Report all lines from the entries below in which "cast" appears.
begin Listed records
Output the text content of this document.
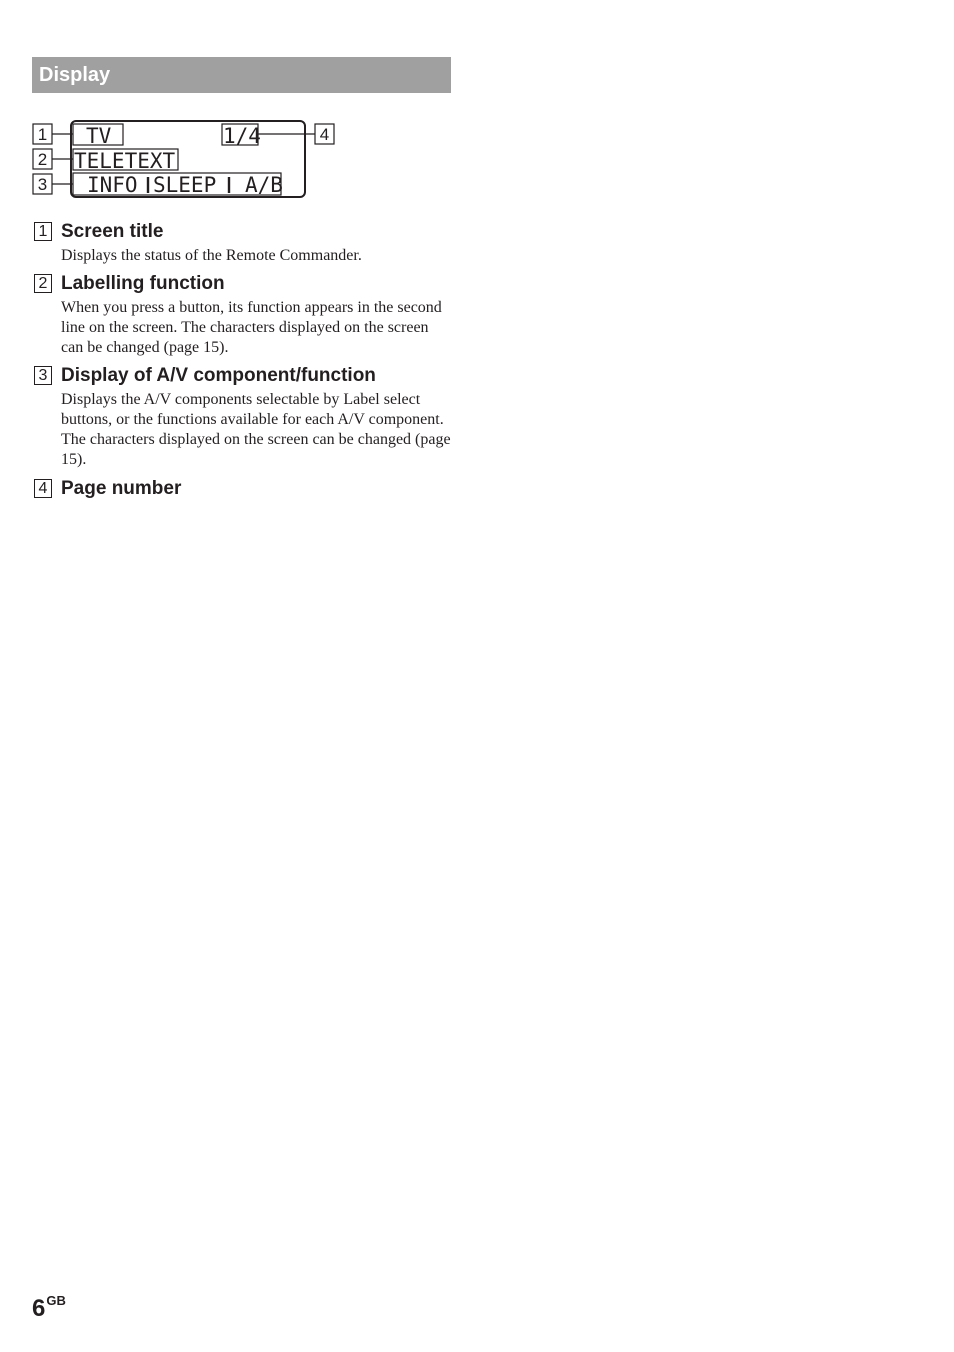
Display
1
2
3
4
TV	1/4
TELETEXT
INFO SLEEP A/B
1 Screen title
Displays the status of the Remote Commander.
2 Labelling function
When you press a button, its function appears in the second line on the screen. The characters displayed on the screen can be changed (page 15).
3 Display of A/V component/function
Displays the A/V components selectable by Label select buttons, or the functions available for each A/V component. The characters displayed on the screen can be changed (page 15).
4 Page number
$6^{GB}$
end Listed records
begin Listed records
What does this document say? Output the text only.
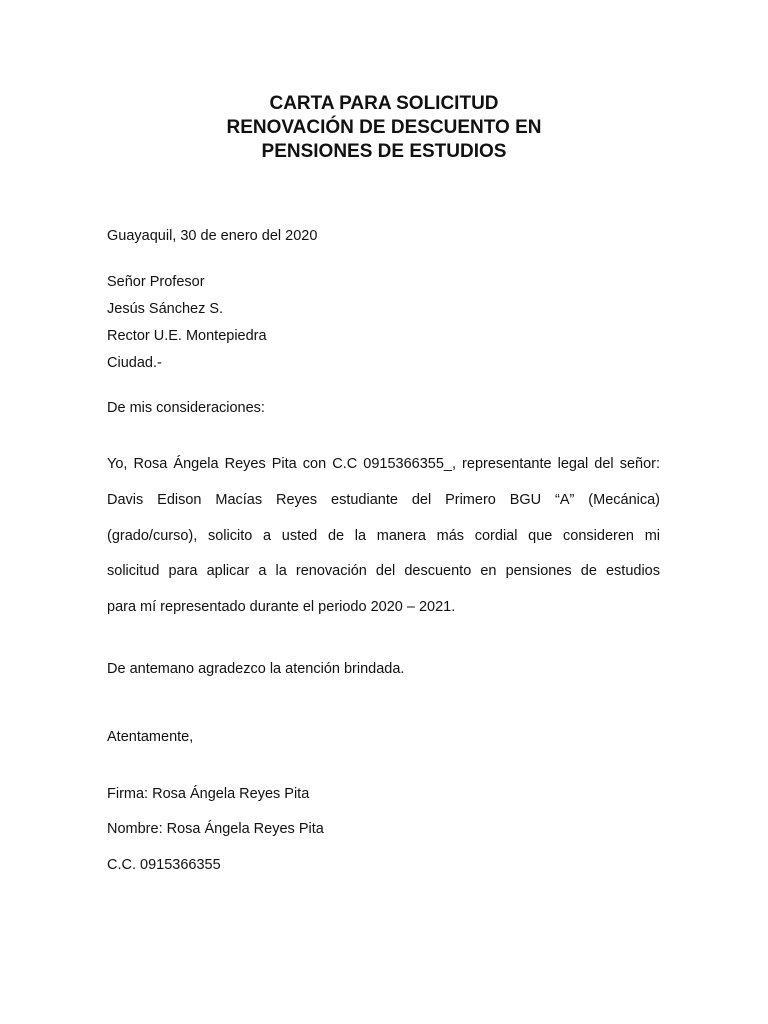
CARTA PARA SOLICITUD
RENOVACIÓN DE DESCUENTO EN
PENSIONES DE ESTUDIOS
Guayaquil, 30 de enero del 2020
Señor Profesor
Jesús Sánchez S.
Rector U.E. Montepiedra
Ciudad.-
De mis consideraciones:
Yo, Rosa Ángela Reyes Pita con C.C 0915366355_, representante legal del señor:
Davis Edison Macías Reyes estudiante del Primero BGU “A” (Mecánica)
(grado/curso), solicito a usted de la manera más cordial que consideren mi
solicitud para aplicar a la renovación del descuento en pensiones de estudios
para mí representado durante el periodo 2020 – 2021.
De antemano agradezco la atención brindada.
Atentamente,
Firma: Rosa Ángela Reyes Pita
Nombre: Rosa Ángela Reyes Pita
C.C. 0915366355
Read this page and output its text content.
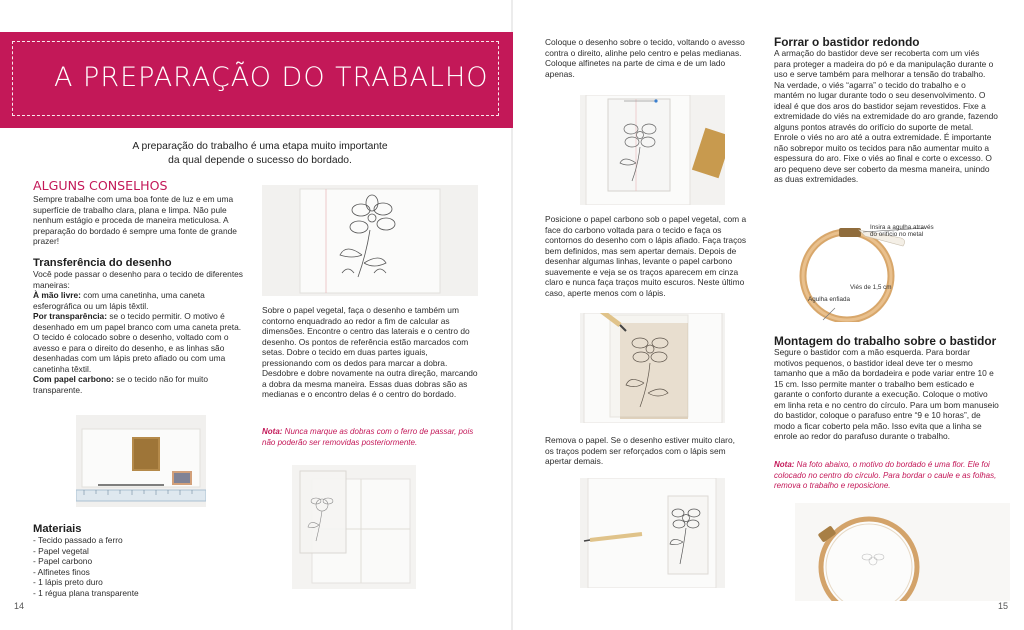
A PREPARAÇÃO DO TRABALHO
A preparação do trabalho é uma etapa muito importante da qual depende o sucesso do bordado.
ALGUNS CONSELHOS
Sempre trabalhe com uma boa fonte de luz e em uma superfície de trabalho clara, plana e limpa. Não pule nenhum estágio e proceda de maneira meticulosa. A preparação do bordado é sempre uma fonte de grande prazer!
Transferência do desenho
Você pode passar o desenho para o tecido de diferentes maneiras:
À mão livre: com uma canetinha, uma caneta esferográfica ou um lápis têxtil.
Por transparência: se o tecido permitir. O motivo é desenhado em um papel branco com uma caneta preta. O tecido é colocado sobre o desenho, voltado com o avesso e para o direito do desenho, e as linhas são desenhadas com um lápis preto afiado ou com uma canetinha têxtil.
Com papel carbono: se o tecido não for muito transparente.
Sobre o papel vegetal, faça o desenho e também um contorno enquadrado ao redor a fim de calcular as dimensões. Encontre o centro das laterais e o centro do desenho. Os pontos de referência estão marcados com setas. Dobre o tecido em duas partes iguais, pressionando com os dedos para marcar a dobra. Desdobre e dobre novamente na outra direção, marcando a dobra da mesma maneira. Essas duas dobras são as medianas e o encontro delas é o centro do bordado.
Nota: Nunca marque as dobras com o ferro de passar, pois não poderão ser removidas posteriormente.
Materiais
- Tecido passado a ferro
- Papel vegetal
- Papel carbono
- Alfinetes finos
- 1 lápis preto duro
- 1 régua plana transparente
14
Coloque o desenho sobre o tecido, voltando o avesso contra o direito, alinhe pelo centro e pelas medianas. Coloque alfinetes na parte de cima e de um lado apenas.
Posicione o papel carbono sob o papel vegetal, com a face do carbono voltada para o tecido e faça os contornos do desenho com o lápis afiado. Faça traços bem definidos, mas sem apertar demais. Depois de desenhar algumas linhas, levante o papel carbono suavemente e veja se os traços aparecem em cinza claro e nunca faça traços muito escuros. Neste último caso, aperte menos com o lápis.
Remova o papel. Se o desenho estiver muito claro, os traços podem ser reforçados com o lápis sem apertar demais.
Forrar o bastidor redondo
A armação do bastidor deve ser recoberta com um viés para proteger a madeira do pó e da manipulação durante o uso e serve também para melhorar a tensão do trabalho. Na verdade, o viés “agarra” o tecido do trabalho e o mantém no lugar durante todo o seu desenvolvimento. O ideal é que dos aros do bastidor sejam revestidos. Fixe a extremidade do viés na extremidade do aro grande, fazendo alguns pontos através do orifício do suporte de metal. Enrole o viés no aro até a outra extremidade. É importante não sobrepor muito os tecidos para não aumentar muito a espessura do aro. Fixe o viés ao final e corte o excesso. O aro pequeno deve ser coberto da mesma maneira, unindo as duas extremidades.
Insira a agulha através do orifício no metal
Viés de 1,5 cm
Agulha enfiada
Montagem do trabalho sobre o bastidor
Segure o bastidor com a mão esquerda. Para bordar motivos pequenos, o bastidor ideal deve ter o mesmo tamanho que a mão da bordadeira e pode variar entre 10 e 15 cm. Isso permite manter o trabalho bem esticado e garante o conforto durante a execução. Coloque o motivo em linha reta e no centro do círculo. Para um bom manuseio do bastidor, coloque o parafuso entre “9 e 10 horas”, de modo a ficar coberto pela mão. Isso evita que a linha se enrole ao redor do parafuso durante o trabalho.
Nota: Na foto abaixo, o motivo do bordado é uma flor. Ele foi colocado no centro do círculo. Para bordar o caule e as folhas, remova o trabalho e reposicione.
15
end Listed records
begin Listed records
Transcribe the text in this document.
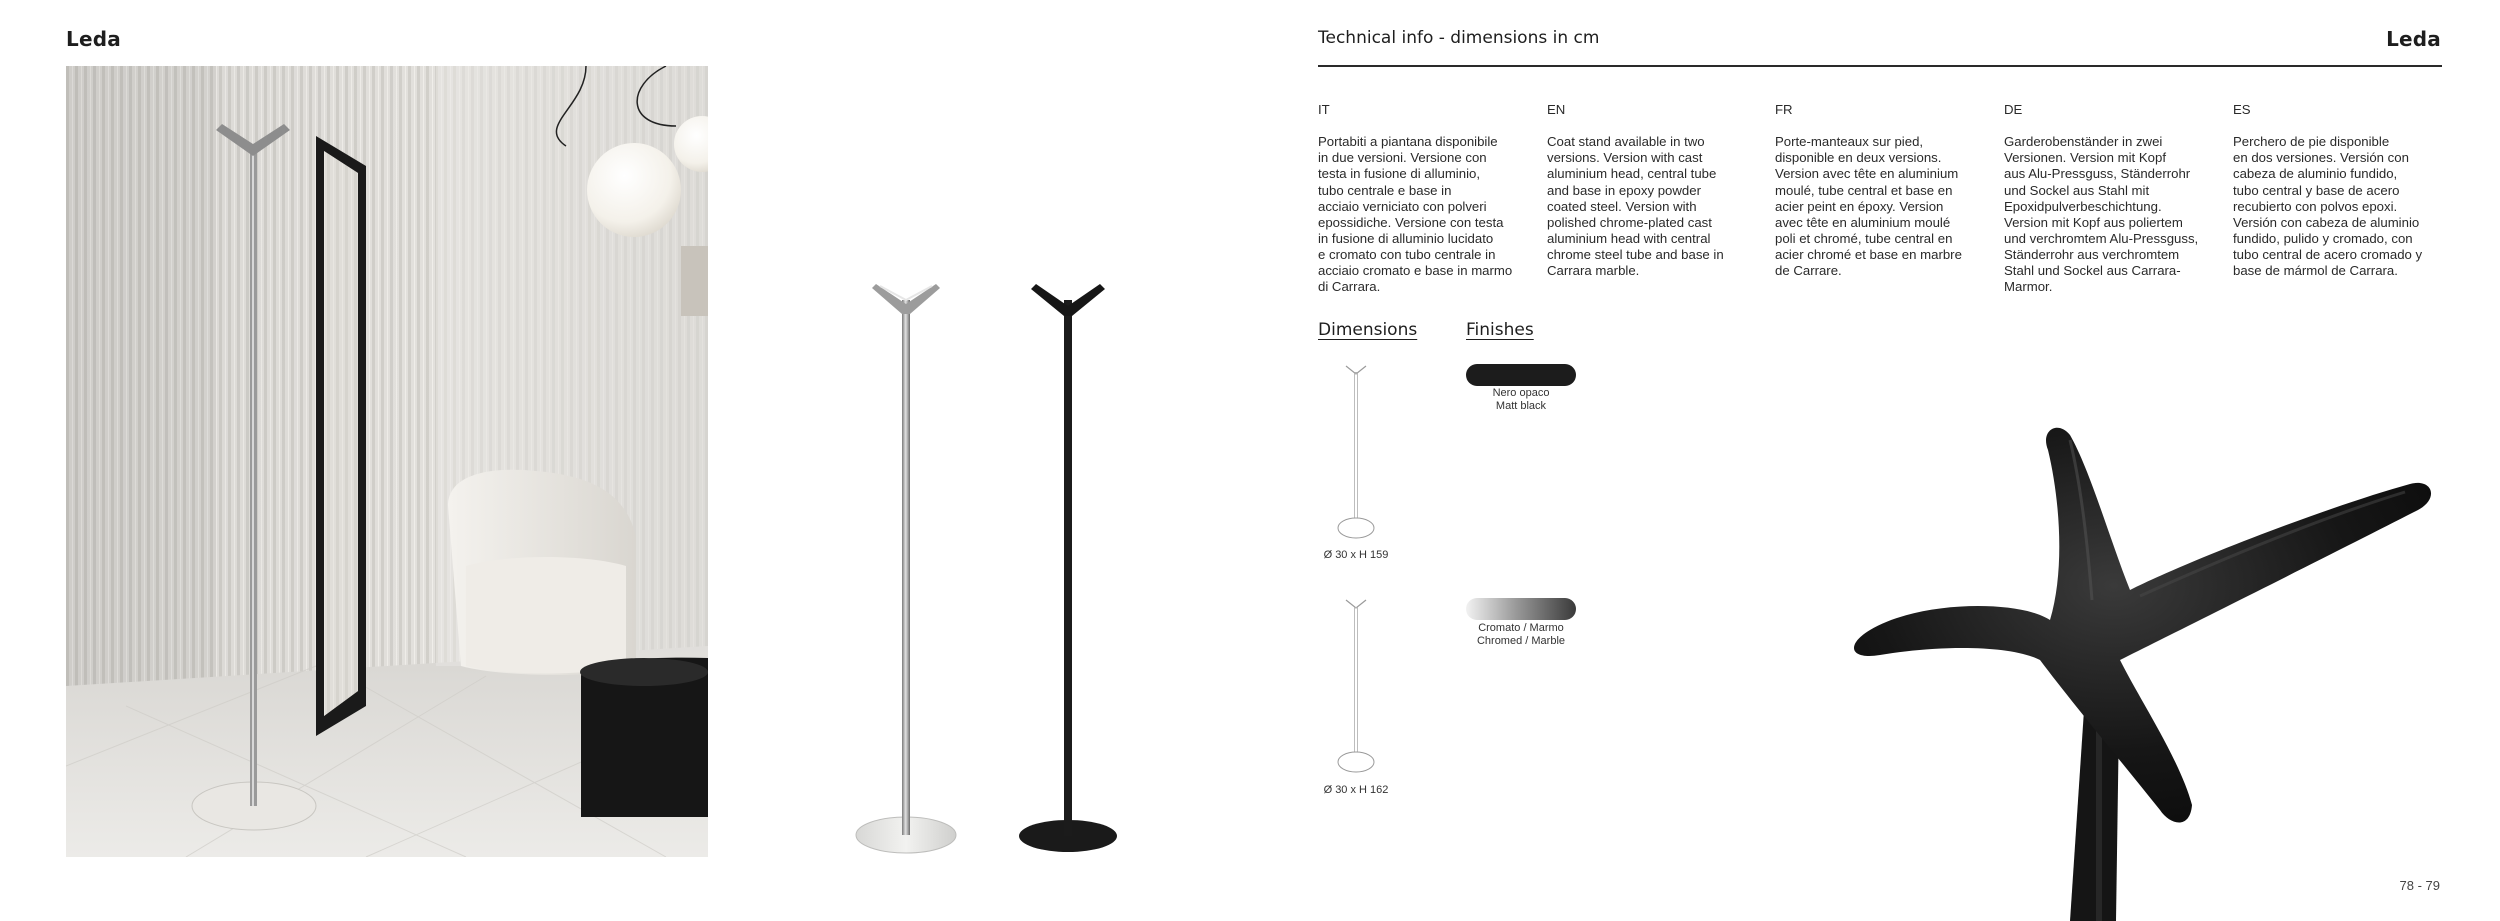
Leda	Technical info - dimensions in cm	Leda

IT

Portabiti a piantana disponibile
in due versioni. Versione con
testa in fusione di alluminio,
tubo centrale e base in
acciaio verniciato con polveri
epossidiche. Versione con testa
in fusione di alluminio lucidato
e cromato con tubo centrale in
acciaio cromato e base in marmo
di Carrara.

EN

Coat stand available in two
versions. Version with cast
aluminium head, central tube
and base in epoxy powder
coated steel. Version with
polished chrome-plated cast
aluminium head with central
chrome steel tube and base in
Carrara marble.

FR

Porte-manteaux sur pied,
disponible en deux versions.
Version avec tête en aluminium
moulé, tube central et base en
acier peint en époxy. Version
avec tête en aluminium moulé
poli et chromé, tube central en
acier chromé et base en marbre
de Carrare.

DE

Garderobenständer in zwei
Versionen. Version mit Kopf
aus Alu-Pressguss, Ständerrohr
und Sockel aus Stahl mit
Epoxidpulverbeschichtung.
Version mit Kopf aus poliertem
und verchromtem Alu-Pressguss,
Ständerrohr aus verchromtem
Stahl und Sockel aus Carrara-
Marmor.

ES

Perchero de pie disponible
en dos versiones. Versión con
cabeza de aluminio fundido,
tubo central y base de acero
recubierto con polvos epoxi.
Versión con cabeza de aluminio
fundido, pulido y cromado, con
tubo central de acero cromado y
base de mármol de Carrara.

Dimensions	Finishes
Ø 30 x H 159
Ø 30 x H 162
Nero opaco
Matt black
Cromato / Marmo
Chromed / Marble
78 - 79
end Listed records
• **The response**:
versions. Version with cast
polished chrome-plated cast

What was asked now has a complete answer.